* _WHAT IS NEEDED_
Output, as a JSON list of strings with one string per line and blank lines omitted, the lines running from the start of the records up to and including the line containing "decrease-indent-icon[interactable] bbox=[560, 47, 576, 61]".
===== DATA EXCERPTS =====
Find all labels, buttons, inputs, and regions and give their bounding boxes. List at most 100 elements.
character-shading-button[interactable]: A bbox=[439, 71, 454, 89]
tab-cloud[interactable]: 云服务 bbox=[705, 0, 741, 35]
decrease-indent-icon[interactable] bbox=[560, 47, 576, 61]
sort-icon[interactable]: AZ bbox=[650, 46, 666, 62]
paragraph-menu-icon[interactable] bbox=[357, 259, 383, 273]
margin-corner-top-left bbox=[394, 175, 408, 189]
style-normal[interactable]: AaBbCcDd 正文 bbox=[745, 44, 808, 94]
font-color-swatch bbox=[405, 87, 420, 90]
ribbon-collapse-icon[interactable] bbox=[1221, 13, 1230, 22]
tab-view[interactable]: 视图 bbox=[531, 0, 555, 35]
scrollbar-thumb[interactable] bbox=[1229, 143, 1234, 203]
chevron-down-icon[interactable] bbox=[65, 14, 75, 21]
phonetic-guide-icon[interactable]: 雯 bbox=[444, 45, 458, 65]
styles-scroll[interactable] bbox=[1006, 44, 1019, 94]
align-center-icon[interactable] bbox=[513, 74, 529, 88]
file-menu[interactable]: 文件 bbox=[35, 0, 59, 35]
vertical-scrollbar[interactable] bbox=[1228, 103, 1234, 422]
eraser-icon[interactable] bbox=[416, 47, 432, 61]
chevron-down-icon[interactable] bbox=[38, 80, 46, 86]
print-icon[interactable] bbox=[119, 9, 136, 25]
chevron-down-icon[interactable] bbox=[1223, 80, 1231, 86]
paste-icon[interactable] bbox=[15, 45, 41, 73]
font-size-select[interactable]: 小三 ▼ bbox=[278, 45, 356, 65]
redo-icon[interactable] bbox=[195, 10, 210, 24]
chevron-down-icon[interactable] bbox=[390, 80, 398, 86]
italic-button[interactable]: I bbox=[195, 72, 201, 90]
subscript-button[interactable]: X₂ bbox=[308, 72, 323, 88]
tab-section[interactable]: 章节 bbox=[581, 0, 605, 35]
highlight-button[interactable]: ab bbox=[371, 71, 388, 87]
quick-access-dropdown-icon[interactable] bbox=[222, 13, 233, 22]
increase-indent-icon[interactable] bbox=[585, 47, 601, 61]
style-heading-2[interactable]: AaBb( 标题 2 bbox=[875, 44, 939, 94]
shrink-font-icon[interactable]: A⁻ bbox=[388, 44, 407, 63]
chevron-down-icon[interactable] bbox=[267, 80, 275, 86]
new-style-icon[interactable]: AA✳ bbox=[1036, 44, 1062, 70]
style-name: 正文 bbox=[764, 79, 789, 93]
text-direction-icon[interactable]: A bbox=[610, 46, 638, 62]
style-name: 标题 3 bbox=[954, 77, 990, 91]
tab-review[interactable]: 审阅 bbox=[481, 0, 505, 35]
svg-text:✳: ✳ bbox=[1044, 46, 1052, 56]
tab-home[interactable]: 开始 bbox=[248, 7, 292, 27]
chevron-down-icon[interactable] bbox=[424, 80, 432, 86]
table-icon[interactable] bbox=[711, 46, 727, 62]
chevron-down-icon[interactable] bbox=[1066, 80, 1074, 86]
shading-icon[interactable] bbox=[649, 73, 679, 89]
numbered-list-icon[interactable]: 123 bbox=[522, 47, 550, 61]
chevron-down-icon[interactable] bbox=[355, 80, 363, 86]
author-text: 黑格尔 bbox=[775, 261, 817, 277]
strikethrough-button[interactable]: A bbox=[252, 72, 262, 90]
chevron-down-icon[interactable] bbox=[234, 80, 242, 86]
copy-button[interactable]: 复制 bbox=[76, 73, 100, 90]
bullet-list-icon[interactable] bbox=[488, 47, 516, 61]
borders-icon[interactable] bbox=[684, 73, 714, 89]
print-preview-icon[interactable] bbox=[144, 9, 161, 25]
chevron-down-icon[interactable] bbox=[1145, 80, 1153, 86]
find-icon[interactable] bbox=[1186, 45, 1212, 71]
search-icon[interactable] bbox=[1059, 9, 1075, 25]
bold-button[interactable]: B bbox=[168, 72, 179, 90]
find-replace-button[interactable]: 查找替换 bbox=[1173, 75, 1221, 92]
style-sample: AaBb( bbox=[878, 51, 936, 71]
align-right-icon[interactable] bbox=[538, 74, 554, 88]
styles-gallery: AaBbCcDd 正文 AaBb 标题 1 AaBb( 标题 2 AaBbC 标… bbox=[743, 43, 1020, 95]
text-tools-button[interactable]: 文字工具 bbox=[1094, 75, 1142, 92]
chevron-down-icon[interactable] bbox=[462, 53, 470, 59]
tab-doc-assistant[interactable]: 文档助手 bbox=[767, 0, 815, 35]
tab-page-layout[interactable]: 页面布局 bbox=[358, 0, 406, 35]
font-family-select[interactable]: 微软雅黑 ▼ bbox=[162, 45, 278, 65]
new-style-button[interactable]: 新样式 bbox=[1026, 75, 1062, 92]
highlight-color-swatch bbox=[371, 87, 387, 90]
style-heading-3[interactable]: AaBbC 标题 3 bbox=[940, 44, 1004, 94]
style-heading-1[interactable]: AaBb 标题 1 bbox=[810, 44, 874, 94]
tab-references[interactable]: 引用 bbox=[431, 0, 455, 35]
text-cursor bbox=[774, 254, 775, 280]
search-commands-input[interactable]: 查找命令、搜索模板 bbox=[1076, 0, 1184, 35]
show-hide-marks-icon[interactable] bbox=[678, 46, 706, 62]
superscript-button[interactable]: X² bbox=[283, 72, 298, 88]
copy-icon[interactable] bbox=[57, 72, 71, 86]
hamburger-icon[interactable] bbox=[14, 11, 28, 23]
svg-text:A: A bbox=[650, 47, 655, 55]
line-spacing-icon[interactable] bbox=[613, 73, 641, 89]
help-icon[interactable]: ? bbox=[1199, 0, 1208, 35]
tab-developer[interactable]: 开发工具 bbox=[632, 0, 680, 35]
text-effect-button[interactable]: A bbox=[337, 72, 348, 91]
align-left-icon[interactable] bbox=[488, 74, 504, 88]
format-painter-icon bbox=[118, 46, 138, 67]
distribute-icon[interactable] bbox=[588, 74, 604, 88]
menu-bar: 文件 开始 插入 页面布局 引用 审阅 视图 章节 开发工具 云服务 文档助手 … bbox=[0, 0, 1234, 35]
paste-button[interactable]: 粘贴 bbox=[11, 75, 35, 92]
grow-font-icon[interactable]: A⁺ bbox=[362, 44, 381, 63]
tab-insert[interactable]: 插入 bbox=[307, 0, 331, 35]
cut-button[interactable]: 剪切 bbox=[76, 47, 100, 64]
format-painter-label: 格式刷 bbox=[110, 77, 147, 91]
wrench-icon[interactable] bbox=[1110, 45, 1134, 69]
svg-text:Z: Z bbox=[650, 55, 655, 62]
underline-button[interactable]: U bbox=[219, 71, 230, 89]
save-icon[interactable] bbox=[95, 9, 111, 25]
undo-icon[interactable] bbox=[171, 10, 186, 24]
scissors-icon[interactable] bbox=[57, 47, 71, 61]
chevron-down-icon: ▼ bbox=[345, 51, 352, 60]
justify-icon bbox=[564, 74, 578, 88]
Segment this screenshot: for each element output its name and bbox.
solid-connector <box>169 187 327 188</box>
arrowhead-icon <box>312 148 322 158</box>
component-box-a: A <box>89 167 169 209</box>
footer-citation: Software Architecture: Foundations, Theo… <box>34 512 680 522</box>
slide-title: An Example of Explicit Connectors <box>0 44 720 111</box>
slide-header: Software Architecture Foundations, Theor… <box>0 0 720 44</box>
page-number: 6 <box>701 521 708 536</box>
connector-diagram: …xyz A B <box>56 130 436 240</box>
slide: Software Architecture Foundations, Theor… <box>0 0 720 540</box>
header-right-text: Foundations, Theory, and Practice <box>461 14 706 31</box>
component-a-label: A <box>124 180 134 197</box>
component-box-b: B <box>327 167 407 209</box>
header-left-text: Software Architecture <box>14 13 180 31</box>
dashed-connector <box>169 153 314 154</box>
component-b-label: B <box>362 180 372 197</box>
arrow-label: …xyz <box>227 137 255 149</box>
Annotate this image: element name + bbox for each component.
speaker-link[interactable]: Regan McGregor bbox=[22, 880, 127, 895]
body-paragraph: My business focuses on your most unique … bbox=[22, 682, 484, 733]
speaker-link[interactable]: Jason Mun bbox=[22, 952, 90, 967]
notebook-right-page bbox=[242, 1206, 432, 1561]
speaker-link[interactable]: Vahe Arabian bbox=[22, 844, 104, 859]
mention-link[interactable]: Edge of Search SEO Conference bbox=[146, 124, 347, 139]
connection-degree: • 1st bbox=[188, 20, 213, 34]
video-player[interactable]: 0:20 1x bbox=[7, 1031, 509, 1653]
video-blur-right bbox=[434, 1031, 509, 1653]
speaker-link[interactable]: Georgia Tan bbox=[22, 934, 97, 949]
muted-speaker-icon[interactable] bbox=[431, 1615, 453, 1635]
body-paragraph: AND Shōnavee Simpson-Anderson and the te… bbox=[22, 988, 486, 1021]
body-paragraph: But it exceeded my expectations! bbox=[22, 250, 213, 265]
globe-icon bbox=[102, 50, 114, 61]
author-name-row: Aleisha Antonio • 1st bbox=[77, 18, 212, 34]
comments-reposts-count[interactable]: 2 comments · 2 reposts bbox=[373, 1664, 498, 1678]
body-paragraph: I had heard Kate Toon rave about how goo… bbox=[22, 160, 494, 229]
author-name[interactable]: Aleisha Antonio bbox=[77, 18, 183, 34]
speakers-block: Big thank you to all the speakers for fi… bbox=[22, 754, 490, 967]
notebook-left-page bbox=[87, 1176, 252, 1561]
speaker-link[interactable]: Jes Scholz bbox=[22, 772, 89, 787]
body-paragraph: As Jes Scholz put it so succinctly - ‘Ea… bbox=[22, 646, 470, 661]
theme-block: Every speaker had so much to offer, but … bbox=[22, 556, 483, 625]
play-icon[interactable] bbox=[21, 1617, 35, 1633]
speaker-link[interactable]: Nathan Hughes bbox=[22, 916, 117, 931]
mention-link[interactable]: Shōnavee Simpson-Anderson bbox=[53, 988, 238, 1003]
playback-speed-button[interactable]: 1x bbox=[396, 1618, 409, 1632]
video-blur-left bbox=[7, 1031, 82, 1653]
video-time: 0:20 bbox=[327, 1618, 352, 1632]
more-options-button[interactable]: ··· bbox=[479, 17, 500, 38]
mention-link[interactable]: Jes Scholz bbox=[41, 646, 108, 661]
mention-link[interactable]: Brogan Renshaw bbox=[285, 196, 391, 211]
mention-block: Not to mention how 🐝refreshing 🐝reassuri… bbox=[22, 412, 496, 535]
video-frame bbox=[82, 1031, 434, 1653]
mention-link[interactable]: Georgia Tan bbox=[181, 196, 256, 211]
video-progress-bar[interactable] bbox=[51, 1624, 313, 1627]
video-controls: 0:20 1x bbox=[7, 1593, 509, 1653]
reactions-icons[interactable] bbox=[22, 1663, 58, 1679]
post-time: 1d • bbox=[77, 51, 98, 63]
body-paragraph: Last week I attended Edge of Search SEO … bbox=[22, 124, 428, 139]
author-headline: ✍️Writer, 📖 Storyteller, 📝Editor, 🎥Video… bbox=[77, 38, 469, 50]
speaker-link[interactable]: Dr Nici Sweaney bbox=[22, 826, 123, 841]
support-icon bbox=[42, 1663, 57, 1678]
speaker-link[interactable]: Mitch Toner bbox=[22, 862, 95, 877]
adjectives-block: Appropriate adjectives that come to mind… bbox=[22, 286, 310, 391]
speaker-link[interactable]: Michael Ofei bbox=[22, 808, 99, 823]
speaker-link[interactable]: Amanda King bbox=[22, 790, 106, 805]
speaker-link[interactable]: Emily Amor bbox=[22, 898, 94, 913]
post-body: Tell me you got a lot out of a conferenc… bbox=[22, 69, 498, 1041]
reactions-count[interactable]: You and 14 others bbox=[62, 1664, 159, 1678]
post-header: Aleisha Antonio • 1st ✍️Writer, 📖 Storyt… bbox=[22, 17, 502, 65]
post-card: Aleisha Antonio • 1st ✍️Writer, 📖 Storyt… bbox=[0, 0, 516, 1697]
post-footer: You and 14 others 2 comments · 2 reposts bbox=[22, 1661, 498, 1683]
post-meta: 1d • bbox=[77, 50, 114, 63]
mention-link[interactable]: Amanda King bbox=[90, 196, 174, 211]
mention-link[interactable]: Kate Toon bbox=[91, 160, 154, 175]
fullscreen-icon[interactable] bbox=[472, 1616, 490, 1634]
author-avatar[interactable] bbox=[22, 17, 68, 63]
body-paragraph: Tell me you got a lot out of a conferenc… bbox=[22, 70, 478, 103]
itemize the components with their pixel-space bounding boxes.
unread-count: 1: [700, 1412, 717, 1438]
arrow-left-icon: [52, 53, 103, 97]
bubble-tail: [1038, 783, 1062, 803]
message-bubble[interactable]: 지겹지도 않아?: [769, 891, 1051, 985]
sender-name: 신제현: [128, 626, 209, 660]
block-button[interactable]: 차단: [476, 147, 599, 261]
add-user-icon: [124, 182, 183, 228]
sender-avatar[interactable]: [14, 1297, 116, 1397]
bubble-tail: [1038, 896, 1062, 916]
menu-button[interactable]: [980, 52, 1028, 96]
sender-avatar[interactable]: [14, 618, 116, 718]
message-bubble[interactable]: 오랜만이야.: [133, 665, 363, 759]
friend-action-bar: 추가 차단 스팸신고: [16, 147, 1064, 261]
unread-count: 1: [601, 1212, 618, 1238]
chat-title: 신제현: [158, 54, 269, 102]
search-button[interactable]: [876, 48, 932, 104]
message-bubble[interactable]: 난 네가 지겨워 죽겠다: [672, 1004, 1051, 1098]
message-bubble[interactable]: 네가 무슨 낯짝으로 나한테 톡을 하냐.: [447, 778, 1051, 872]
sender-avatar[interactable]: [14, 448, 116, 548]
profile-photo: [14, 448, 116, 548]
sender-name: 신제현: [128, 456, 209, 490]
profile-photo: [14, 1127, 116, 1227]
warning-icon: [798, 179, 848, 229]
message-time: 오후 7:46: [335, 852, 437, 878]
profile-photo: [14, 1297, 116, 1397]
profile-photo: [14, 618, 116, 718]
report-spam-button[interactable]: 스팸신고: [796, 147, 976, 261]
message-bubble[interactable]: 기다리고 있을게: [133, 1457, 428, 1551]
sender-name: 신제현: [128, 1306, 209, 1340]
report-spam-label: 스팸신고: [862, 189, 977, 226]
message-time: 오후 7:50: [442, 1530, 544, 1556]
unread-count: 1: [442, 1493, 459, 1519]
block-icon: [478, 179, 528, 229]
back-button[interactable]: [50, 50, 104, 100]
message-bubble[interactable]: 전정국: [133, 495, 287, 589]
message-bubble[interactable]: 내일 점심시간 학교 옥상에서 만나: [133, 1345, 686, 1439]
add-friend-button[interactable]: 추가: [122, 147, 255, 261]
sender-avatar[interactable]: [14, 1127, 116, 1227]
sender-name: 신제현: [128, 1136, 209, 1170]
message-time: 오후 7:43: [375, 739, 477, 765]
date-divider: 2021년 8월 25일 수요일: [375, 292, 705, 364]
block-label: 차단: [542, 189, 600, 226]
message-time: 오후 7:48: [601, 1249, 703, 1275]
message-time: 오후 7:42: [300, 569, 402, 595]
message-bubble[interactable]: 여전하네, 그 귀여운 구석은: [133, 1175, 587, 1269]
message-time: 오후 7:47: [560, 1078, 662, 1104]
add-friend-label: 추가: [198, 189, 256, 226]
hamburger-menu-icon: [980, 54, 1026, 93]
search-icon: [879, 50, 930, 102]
=====
* _COMPLETE OUTPUT_
[
  "Find all labels, buttons, inputs, and regions and give their bounding boxes. List at most 100 elements.",
  "character-shading-button[interactable]: A bbox=[439, 71, 454, 89]",
  "tab-cloud[interactable]: 云服务 bbox=[705, 0, 741, 35]",
  "decrease-indent-icon[interactable] bbox=[560, 47, 576, 61]"
]